What this task involves: Please retype the data in full and exactly; the pictures are not part of the copy.

Exercise inputs:
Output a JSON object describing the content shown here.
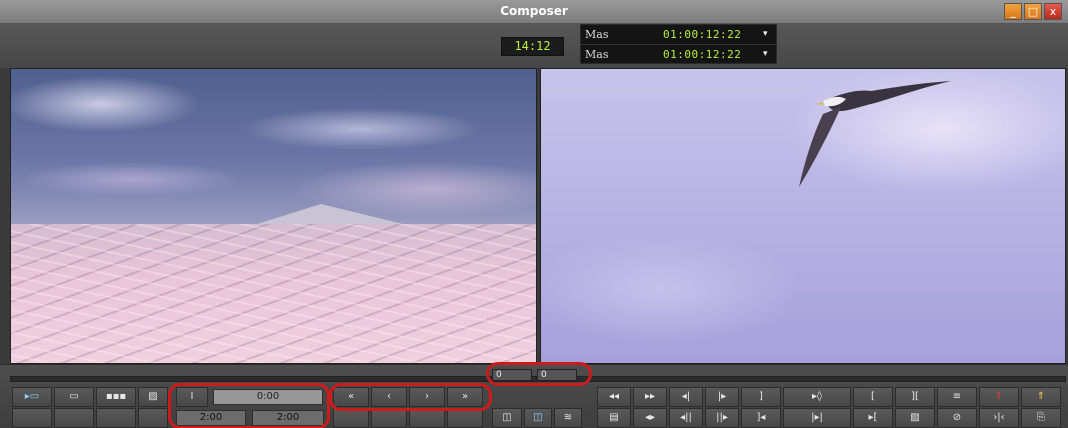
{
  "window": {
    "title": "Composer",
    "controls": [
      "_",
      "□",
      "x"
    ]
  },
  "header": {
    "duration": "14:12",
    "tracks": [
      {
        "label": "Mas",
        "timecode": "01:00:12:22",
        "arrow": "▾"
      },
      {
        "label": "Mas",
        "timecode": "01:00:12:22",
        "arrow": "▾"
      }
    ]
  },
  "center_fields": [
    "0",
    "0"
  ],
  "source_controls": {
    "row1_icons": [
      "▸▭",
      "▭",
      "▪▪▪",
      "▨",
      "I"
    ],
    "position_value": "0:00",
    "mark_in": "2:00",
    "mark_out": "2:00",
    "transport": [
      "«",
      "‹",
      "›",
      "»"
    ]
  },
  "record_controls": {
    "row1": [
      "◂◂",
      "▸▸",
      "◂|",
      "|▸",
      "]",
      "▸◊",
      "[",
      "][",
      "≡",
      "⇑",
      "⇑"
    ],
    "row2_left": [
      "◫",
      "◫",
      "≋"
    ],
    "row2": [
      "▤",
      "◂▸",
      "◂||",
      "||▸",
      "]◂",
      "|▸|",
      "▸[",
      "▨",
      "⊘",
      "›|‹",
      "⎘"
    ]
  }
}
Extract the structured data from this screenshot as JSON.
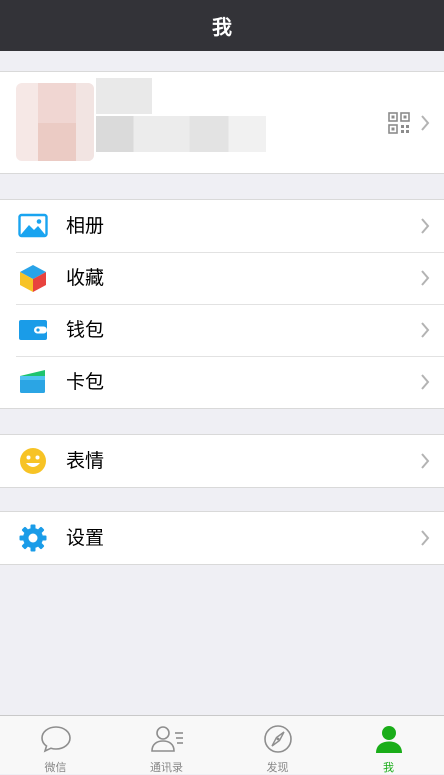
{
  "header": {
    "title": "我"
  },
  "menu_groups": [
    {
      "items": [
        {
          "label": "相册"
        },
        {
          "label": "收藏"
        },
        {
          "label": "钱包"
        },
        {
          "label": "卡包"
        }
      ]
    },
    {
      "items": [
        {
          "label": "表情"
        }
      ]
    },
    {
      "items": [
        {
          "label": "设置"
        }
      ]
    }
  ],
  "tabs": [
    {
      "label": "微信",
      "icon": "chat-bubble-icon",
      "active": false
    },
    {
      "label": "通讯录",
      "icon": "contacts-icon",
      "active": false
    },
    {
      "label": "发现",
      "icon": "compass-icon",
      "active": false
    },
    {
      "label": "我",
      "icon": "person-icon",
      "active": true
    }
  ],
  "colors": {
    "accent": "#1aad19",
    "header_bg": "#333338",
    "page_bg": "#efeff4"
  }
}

Solution for this exercise:
Output a JSON object describing the content shown here.
{
  "window": {
    "title": "Composer",
    "controls": [
      "_",
      "□",
      "x"
    ]
  },
  "header": {
    "duration": "14:12",
    "tracks": [
      {
        "label": "Mas",
        "timecode": "01:00:12:22",
        "arrow": "▾"
      },
      {
        "label": "Mas",
        "timecode": "01:00:12:22",
        "arrow": "▾"
      }
    ]
  },
  "center_fields": [
    "0",
    "0"
  ],
  "source_controls": {
    "row1_icons": [
      "▸▭",
      "▭",
      "▪▪▪",
      "▨",
      "I"
    ],
    "position_value": "0:00",
    "mark_in": "2:00",
    "mark_out": "2:00",
    "transport": [
      "«",
      "‹",
      "›",
      "»"
    ]
  },
  "record_controls": {
    "row1": [
      "◂◂",
      "▸▸",
      "◂|",
      "|▸",
      "]",
      "▸◊",
      "[",
      "][",
      "≡",
      "⇑",
      "⇑"
    ],
    "row2_left": [
      "◫",
      "◫",
      "≋"
    ],
    "row2": [
      "▤",
      "◂▸",
      "◂||",
      "||▸",
      "]◂",
      "|▸|",
      "▸[",
      "▨",
      "⊘",
      "›|‹",
      "⎘"
    ]
  }
}
Extract the structured data from this screenshot as JSON.
{
  "header": {
    "title": "我"
  },
  "menu_groups": [
    {
      "items": [
        {
          "label": "相册"
        },
        {
          "label": "收藏"
        },
        {
          "label": "钱包"
        },
        {
          "label": "卡包"
        }
      ]
    },
    {
      "items": [
        {
          "label": "表情"
        }
      ]
    },
    {
      "items": [
        {
          "label": "设置"
        }
      ]
    }
  ],
  "tabs": [
    {
      "label": "微信",
      "icon": "chat-bubble-icon",
      "active": false
    },
    {
      "label": "通讯录",
      "icon": "contacts-icon",
      "active": false
    },
    {
      "label": "发现",
      "icon": "compass-icon",
      "active": false
    },
    {
      "label": "我",
      "icon": "person-icon",
      "active": true
    }
  ],
  "colors": {
    "accent": "#1aad19",
    "header_bg": "#333338",
    "page_bg": "#efeff4"
  }
}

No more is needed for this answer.